DATA SHOWN:
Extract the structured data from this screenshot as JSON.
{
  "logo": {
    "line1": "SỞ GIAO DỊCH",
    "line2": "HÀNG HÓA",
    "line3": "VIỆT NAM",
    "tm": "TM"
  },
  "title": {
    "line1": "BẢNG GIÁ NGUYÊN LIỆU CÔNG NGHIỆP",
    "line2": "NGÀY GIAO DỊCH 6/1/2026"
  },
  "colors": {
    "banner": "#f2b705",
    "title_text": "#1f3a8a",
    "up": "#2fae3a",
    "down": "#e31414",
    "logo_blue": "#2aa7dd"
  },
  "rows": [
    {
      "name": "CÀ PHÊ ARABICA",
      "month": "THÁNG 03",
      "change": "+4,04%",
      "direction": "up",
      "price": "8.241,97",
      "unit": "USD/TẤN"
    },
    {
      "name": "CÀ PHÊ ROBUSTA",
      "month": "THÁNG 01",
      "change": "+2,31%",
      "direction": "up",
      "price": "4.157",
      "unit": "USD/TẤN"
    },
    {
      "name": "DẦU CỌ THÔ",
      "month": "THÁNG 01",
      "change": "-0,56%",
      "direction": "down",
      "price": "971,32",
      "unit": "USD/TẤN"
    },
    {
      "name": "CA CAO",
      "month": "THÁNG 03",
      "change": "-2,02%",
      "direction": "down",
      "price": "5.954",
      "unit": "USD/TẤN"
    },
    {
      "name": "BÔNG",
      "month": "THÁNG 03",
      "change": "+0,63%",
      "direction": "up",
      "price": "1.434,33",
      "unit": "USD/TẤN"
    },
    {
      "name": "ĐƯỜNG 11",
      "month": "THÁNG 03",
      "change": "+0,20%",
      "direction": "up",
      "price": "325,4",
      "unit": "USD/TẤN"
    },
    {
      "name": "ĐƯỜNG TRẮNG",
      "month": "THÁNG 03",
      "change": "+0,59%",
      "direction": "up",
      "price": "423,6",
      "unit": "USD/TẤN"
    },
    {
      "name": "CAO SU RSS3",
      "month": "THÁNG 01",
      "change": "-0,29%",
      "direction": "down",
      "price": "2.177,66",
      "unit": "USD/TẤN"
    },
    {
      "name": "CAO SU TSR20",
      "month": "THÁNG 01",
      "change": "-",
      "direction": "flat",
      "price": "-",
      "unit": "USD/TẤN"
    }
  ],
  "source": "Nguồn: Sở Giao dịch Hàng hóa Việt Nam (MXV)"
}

EXERCISE DIRECTIONS: Output the records exactly, including every line.

TASK OUTPUT:
Extract the structured data from this screenshot as JSON.
{
  "logo": {
    "line1": "SỞ GIAO DỊCH",
    "line2": "HÀNG HÓA",
    "line3": "VIỆT NAM",
    "tm": "TM"
  },
  "title": {
    "line1": "BẢNG GIÁ NGUYÊN LIỆU CÔNG NGHIỆP",
    "line2": "NGÀY GIAO DỊCH 6/1/2026"
  },
  "colors": {
    "banner": "#f2b705",
    "title_text": "#1f3a8a",
    "up": "#2fae3a",
    "down": "#e31414",
    "logo_blue": "#2aa7dd"
  },
  "rows": [
    {
      "name": "CÀ PHÊ ARABICA",
      "month": "THÁNG 03",
      "change": "+4,04%",
      "direction": "up",
      "price": "8.241,97",
      "unit": "USD/TẤN"
    },
    {
      "name": "CÀ PHÊ ROBUSTA",
      "month": "THÁNG 01",
      "change": "+2,31%",
      "direction": "up",
      "price": "4.157",
      "unit": "USD/TẤN"
    },
    {
      "name": "DẦU CỌ THÔ",
      "month": "THÁNG 01",
      "change": "-0,56%",
      "direction": "down",
      "price": "971,32",
      "unit": "USD/TẤN"
    },
    {
      "name": "CA CAO",
      "month": "THÁNG 03",
      "change": "-2,02%",
      "direction": "down",
      "price": "5.954",
      "unit": "USD/TẤN"
    },
    {
      "name": "BÔNG",
      "month": "THÁNG 03",
      "change": "+0,63%",
      "direction": "up",
      "price": "1.434,33",
      "unit": "USD/TẤN"
    },
    {
      "name": "ĐƯỜNG 11",
      "month": "THÁNG 03",
      "change": "+0,20%",
      "direction": "up",
      "price": "325,4",
      "unit": "USD/TẤN"
    },
    {
      "name": "ĐƯỜNG TRẮNG",
      "month": "THÁNG 03",
      "change": "+0,59%",
      "direction": "up",
      "price": "423,6",
      "unit": "USD/TẤN"
    },
    {
      "name": "CAO SU RSS3",
      "month": "THÁNG 01",
      "change": "-0,29%",
      "direction": "down",
      "price": "2.177,66",
      "unit": "USD/TẤN"
    },
    {
      "name": "CAO SU TSR20",
      "month": "THÁNG 01",
      "change": "-",
      "direction": "flat",
      "price": "-",
      "unit": "USD/TẤN"
    }
  ],
  "source": "Nguồn: Sở Giao dịch Hàng hóa Việt Nam (MXV)"
}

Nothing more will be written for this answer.